>> Start

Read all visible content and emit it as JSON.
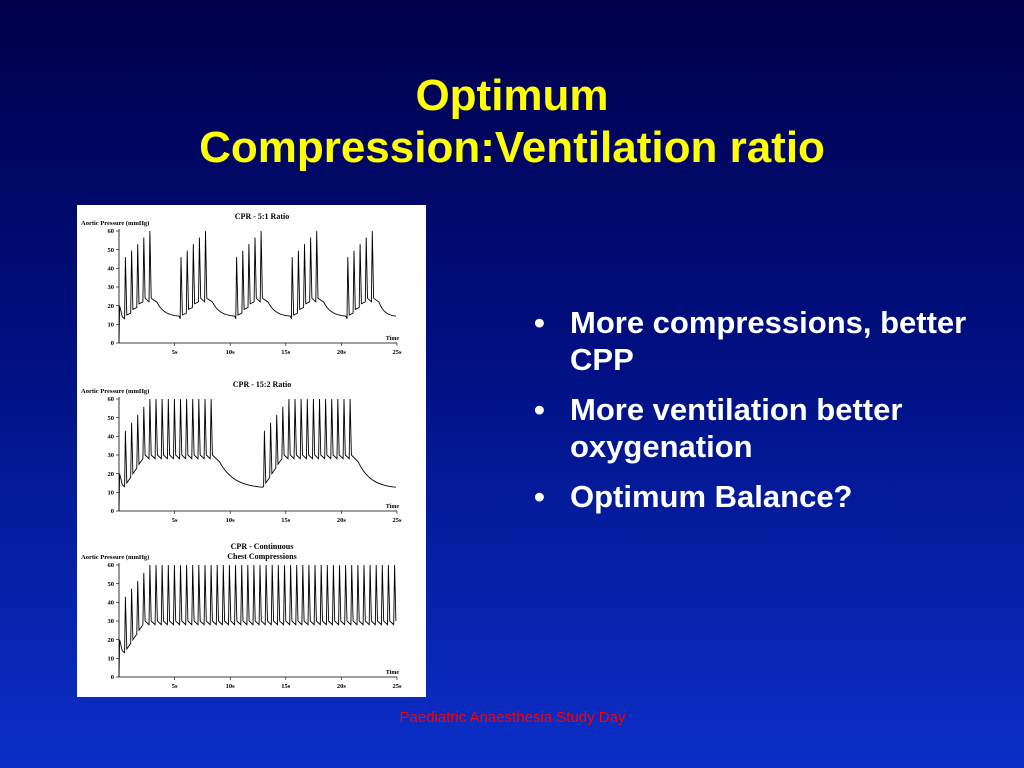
{
  "slide": {
    "title_lines": [
      "Optimum",
      "Compression:Ventilation ratio"
    ],
    "bullets": [
      "More compressions, better CPP",
      "More ventilation better oxygenation",
      "Optimum Balance?"
    ],
    "footer": "Paediatric Anaesthesia Study Day",
    "colors": {
      "title": "#ffff00",
      "bullet_text": "#ffffff",
      "footer": "#ff0000",
      "background": "#0010a0"
    }
  },
  "chart_data": [
    {
      "type": "line",
      "title": "CPR - 5:1 Ratio",
      "ylabel": "Aortic Pressure (mmHg)",
      "xlabel": "Time",
      "ylim": [
        0,
        60
      ],
      "yticks": [
        "0",
        "10",
        "20",
        "30",
        "40",
        "50",
        "60"
      ],
      "xlim": [
        0,
        25
      ],
      "xticks": [
        "5s",
        "10s",
        "15s",
        "20s",
        "25s"
      ],
      "grid": false,
      "pattern": {
        "compressions_per_cycle": 5,
        "cycles": 5,
        "first_cycle_start": 0.5,
        "cycle_period": 5,
        "compression_interval": 0.55,
        "peak_start": 46,
        "peak_end": 60,
        "trough_start": 13,
        "trough_end": 22,
        "pause_floor": 14
      }
    },
    {
      "type": "line",
      "title": "CPR - 15:2 Ratio",
      "ylabel": "Aortic Pressure (mmHg)",
      "xlabel": "Time",
      "ylim": [
        0,
        60
      ],
      "yticks": [
        "0",
        "10",
        "20",
        "30",
        "40",
        "50",
        "60"
      ],
      "xlim": [
        0,
        25
      ],
      "xticks": [
        "5s",
        "10s",
        "15s",
        "20s",
        "25s"
      ],
      "grid": false,
      "pattern": {
        "compressions_per_cycle": 15,
        "cycles": 2,
        "first_cycle_start": 0.5,
        "cycle_period": 12.5,
        "compression_interval": 0.55,
        "peak_start": 43,
        "peak_end": 60,
        "trough_start": 13,
        "trough_end": 28,
        "pause_floor": 12
      }
    },
    {
      "type": "line",
      "title": "CPR - Continuous\nChest Compressions",
      "ylabel": "Aortic Pressure (mmHg)",
      "xlabel": "Time",
      "ylim": [
        0,
        60
      ],
      "yticks": [
        "0",
        "10",
        "20",
        "30",
        "40",
        "50",
        "60"
      ],
      "xlim": [
        0,
        25
      ],
      "xticks": [
        "5s",
        "10s",
        "15s",
        "20s",
        "25s"
      ],
      "grid": false,
      "pattern": {
        "compressions_per_cycle": 48,
        "cycles": 1,
        "first_cycle_start": 0.5,
        "cycle_period": 25,
        "compression_interval": 0.55,
        "peak_start": 43,
        "peak_end": 60,
        "trough_start": 13,
        "trough_end": 28,
        "pause_floor": 28
      }
    }
  ]
}
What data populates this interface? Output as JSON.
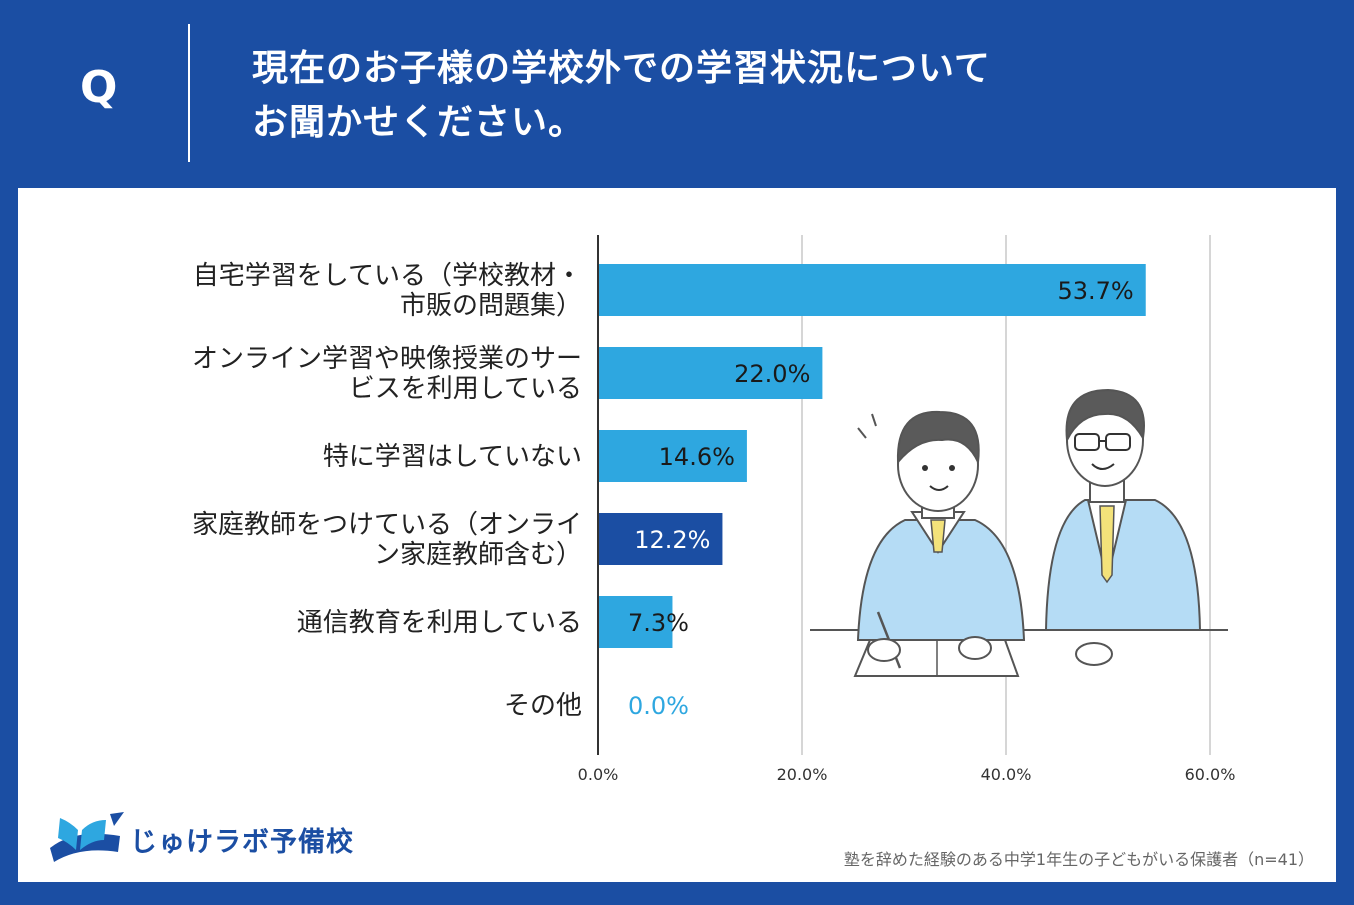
{
  "header": {
    "q_mark": "Q",
    "question_lines": [
      "現在のお子様の学校外での学習状況について",
      "お聞かせください。"
    ]
  },
  "chart_data": {
    "type": "bar",
    "orientation": "horizontal",
    "categories": [
      [
        "自宅学習をしている（学校教材・",
        "市販の問題集）"
      ],
      [
        "オンライン学習や映像授業のサー",
        "ビスを利用している"
      ],
      [
        "特に学習はしていない"
      ],
      [
        "家庭教師をつけている（オンライ",
        "ン家庭教師含む）"
      ],
      [
        "通信教育を利用している"
      ],
      [
        "その他"
      ]
    ],
    "values": [
      53.7,
      22.0,
      14.6,
      12.2,
      7.3,
      0.0
    ],
    "value_labels": [
      "53.7%",
      "22.0%",
      "14.6%",
      "12.2%",
      "7.3%",
      "0.0%"
    ],
    "highlight_index": 3,
    "xlim": [
      0,
      60
    ],
    "x_ticks": [
      "0.0%",
      "20.0%",
      "40.0%",
      "60.0%"
    ],
    "grid": true,
    "colors": {
      "bar": "#2ea7e0",
      "highlight": "#1b4ea3",
      "grid": "#c8c8c8",
      "axis": "#333333"
    }
  },
  "footer": {
    "logo_text": "じゅけラボ予備校",
    "note": "塾を辞めた経験のある中学1年生の子どもがいる保護者（n=41）"
  },
  "colors": {
    "brand": "#1b4ea3",
    "illustration_shirt": "#b5dcf5",
    "tie": "#f3e27a",
    "hair": "#5a5a5a"
  }
}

>> End

- What the task asks -
All records should be output exactly, with the pictures left out.

- The reply -
Read all visible content and emit it as JSON.
{
  "slide": {
    "title_lines": [
      "Optimum",
      "Compression:Ventilation ratio"
    ],
    "bullets": [
      "More compressions, better CPP",
      "More ventilation better oxygenation",
      "Optimum Balance?"
    ],
    "footer": "Paediatric Anaesthesia Study Day",
    "colors": {
      "title": "#ffff00",
      "bullet_text": "#ffffff",
      "footer": "#ff0000",
      "background": "#0010a0"
    }
  },
  "chart_data": [
    {
      "type": "line",
      "title": "CPR - 5:1 Ratio",
      "ylabel": "Aortic Pressure (mmHg)",
      "xlabel": "Time",
      "ylim": [
        0,
        60
      ],
      "yticks": [
        "0",
        "10",
        "20",
        "30",
        "40",
        "50",
        "60"
      ],
      "xlim": [
        0,
        25
      ],
      "xticks": [
        "5s",
        "10s",
        "15s",
        "20s",
        "25s"
      ],
      "grid": false,
      "pattern": {
        "compressions_per_cycle": 5,
        "cycles": 5,
        "first_cycle_start": 0.5,
        "cycle_period": 5,
        "compression_interval": 0.55,
        "peak_start": 46,
        "peak_end": 60,
        "trough_start": 13,
        "trough_end": 22,
        "pause_floor": 14
      }
    },
    {
      "type": "line",
      "title": "CPR - 15:2 Ratio",
      "ylabel": "Aortic Pressure (mmHg)",
      "xlabel": "Time",
      "ylim": [
        0,
        60
      ],
      "yticks": [
        "0",
        "10",
        "20",
        "30",
        "40",
        "50",
        "60"
      ],
      "xlim": [
        0,
        25
      ],
      "xticks": [
        "5s",
        "10s",
        "15s",
        "20s",
        "25s"
      ],
      "grid": false,
      "pattern": {
        "compressions_per_cycle": 15,
        "cycles": 2,
        "first_cycle_start": 0.5,
        "cycle_period": 12.5,
        "compression_interval": 0.55,
        "peak_start": 43,
        "peak_end": 60,
        "trough_start": 13,
        "trough_end": 28,
        "pause_floor": 12
      }
    },
    {
      "type": "line",
      "title": "CPR - Continuous\nChest Compressions",
      "ylabel": "Aortic Pressure (mmHg)",
      "xlabel": "Time",
      "ylim": [
        0,
        60
      ],
      "yticks": [
        "0",
        "10",
        "20",
        "30",
        "40",
        "50",
        "60"
      ],
      "xlim": [
        0,
        25
      ],
      "xticks": [
        "5s",
        "10s",
        "15s",
        "20s",
        "25s"
      ],
      "grid": false,
      "pattern": {
        "compressions_per_cycle": 48,
        "cycles": 1,
        "first_cycle_start": 0.5,
        "cycle_period": 25,
        "compression_interval": 0.55,
        "peak_start": 43,
        "peak_end": 60,
        "trough_start": 13,
        "trough_end": 28,
        "pause_floor": 28
      }
    }
  ]
}
What data populates this interface? Output as JSON.
{
  "header": {
    "q_mark": "Q",
    "question_lines": [
      "現在のお子様の学校外での学習状況について",
      "お聞かせください。"
    ]
  },
  "chart_data": {
    "type": "bar",
    "orientation": "horizontal",
    "categories": [
      [
        "自宅学習をしている（学校教材・",
        "市販の問題集）"
      ],
      [
        "オンライン学習や映像授業のサー",
        "ビスを利用している"
      ],
      [
        "特に学習はしていない"
      ],
      [
        "家庭教師をつけている（オンライ",
        "ン家庭教師含む）"
      ],
      [
        "通信教育を利用している"
      ],
      [
        "その他"
      ]
    ],
    "values": [
      53.7,
      22.0,
      14.6,
      12.2,
      7.3,
      0.0
    ],
    "value_labels": [
      "53.7%",
      "22.0%",
      "14.6%",
      "12.2%",
      "7.3%",
      "0.0%"
    ],
    "highlight_index": 3,
    "xlim": [
      0,
      60
    ],
    "x_ticks": [
      "0.0%",
      "20.0%",
      "40.0%",
      "60.0%"
    ],
    "grid": true,
    "colors": {
      "bar": "#2ea7e0",
      "highlight": "#1b4ea3",
      "grid": "#c8c8c8",
      "axis": "#333333"
    }
  },
  "footer": {
    "logo_text": "じゅけラボ予備校",
    "note": "塾を辞めた経験のある中学1年生の子どもがいる保護者（n=41）"
  },
  "colors": {
    "brand": "#1b4ea3",
    "illustration_shirt": "#b5dcf5",
    "tie": "#f3e27a",
    "hair": "#5a5a5a"
  }
}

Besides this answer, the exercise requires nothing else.